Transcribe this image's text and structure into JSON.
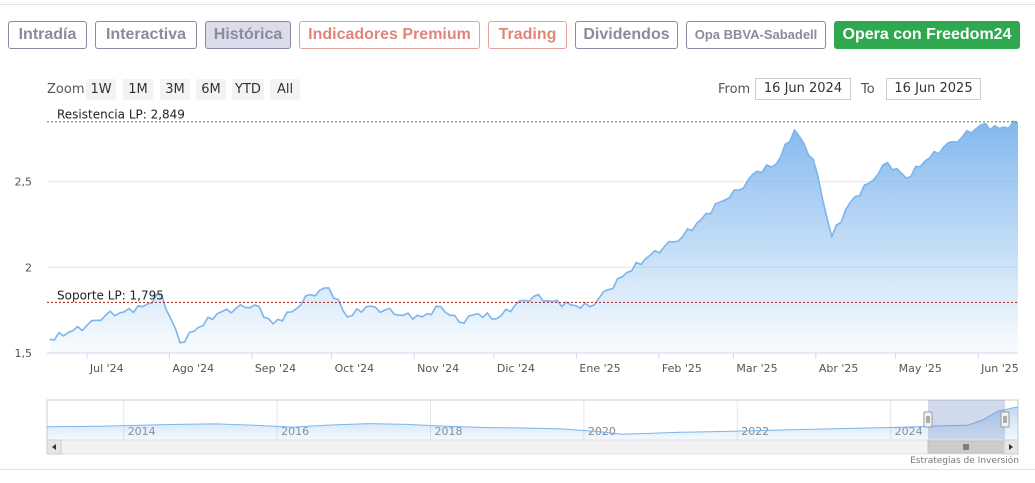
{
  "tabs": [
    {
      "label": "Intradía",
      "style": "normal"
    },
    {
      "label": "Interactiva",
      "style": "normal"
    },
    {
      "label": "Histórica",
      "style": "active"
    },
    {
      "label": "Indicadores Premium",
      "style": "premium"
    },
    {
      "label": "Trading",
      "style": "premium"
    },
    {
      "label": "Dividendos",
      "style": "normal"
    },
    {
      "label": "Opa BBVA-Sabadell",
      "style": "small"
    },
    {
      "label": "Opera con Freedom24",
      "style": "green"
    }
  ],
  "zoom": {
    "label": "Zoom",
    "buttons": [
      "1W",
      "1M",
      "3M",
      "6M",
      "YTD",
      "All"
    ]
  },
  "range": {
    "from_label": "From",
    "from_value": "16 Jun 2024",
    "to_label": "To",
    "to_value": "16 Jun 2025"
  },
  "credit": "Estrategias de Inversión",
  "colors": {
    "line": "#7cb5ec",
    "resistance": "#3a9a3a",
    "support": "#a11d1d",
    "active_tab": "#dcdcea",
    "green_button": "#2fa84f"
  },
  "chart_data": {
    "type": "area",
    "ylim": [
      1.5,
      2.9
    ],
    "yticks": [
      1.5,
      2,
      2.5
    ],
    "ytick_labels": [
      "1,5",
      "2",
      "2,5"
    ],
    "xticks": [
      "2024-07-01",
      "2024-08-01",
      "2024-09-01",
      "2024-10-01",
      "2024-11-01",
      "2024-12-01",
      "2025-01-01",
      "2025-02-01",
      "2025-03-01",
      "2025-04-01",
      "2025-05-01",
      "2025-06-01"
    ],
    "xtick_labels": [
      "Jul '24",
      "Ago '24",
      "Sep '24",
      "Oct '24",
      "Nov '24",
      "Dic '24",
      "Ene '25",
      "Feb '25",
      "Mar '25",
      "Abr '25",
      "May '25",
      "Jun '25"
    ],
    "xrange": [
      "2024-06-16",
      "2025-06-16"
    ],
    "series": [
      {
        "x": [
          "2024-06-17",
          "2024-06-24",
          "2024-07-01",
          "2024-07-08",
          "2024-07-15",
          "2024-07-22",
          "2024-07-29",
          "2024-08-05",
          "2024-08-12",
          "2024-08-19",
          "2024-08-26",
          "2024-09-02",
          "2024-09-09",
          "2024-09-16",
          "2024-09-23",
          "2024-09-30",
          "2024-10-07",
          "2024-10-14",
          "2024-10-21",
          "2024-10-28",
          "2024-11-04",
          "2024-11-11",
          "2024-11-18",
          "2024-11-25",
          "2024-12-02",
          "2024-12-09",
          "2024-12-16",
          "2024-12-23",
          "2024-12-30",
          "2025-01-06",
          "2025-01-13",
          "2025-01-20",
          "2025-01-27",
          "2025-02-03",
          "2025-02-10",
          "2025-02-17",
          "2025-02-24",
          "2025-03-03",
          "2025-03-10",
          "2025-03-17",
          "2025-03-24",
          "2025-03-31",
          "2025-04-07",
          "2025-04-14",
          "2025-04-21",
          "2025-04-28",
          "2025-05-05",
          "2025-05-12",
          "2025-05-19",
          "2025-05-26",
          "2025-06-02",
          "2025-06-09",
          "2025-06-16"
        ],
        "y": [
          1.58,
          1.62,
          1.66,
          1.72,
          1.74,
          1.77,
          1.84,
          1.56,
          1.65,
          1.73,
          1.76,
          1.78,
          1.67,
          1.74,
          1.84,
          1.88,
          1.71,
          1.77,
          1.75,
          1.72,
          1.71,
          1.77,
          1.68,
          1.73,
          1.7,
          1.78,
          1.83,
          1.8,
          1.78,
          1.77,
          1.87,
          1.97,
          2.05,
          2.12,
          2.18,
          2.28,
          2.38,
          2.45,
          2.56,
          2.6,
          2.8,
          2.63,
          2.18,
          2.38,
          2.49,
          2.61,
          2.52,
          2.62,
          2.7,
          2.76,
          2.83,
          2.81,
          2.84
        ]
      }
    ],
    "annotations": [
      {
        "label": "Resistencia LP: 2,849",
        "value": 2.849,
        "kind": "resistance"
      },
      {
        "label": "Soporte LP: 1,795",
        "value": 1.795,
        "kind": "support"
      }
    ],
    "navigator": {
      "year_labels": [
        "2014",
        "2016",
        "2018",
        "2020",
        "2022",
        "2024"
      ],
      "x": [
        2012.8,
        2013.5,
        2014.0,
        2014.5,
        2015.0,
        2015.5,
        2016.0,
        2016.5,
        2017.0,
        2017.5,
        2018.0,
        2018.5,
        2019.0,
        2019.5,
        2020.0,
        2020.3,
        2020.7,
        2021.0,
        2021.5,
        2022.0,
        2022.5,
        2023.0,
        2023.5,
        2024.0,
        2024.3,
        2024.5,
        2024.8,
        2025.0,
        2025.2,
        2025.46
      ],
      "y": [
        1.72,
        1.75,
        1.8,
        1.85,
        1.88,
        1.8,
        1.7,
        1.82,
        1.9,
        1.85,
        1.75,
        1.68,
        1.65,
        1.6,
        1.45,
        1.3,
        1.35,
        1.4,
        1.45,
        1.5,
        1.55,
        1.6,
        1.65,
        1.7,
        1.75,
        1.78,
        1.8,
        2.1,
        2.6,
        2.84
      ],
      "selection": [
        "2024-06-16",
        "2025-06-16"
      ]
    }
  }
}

=== WORK TO DO ===
Gather all lines with the string "resistance" from the data.

=== TASK RESPONSE ===
    "resistance": "#3a9a3a",
        "kind": "resistance"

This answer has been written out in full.